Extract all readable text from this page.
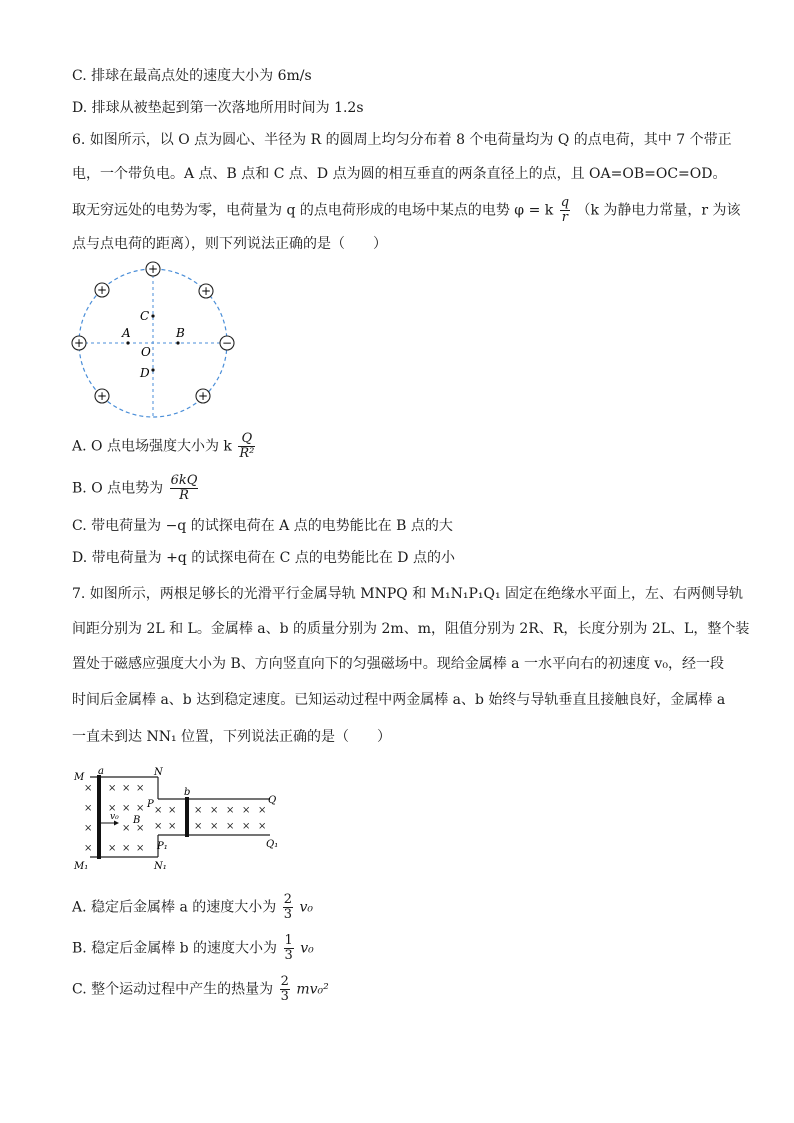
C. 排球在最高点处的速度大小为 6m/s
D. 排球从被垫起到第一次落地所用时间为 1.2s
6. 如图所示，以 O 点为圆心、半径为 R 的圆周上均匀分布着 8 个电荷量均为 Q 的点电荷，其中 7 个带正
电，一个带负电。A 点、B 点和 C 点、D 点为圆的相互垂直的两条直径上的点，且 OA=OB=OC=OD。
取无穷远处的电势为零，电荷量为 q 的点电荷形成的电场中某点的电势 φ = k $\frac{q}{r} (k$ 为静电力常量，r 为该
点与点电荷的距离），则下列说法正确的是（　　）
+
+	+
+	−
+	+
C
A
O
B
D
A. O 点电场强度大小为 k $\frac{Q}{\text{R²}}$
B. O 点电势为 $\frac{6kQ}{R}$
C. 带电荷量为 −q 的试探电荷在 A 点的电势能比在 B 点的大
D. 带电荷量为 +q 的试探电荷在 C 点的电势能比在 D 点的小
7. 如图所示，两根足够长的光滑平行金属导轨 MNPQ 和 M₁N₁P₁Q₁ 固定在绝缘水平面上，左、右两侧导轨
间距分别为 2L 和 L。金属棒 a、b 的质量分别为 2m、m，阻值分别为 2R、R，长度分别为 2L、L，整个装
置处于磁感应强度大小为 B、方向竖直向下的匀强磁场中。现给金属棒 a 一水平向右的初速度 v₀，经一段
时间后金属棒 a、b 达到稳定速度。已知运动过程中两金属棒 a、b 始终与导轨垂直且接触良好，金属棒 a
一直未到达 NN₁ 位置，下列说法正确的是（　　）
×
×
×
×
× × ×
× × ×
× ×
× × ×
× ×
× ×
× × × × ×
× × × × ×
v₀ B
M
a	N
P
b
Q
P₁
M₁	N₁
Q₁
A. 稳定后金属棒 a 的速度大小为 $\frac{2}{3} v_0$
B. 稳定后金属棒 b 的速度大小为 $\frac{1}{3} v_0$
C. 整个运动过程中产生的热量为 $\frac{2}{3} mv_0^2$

**Exercise:** Retype the data above exactly; pictures are not part of the copy.

**Complete answer:**
Extract all readable text from this page.
C. 排球在最高点处的速度大小为 6m/s
D. 排球从被垫起到第一次落地所用时间为 1.2s
6. 如图所示，以 O 点为圆心、半径为 R 的圆周上均匀分布着 8 个电荷量均为 Q 的点电荷，其中 7 个带正
电，一个带负电。A 点、B 点和 C 点、D 点为圆的相互垂直的两条直径上的点，且 OA=OB=OC=OD。
取无穷远处的电势为零，电荷量为 q 的点电荷形成的电场中某点的电势 φ = k $\frac{q}{r} (k$ 为静电力常量，r 为该
点与点电荷的距离），则下列说法正确的是（　　）
+
+	+
+	−
+	+
C
A
O
B
D
A. O 点电场强度大小为 k $\frac{Q}{\text{R²}}$
B. O 点电势为 $\frac{6kQ}{R}$
C. 带电荷量为 −q 的试探电荷在 A 点的电势能比在 B 点的大
D. 带电荷量为 +q 的试探电荷在 C 点的电势能比在 D 点的小
7. 如图所示，两根足够长的光滑平行金属导轨 MNPQ 和 M₁N₁P₁Q₁ 固定在绝缘水平面上，左、右两侧导轨
间距分别为 2L 和 L。金属棒 a、b 的质量分别为 2m、m，阻值分别为 2R、R，长度分别为 2L、L，整个装
置处于磁感应强度大小为 B、方向竖直向下的匀强磁场中。现给金属棒 a 一水平向右的初速度 v₀，经一段
时间后金属棒 a、b 达到稳定速度。已知运动过程中两金属棒 a、b 始终与导轨垂直且接触良好，金属棒 a
一直未到达 NN₁ 位置，下列说法正确的是（　　）
×
×
×
×
× × ×
× × ×
× ×
× × ×
× ×
× ×
× × × × ×
× × × × ×
v₀ B
M
a	N
P
b
Q
P₁
M₁	N₁
Q₁
A. 稳定后金属棒 a 的速度大小为 $\frac{2}{3} v_0$
B. 稳定后金属棒 b 的速度大小为 $\frac{1}{3} v_0$
C. 整个运动过程中产生的热量为 $\frac{2}{3} mv_0^2$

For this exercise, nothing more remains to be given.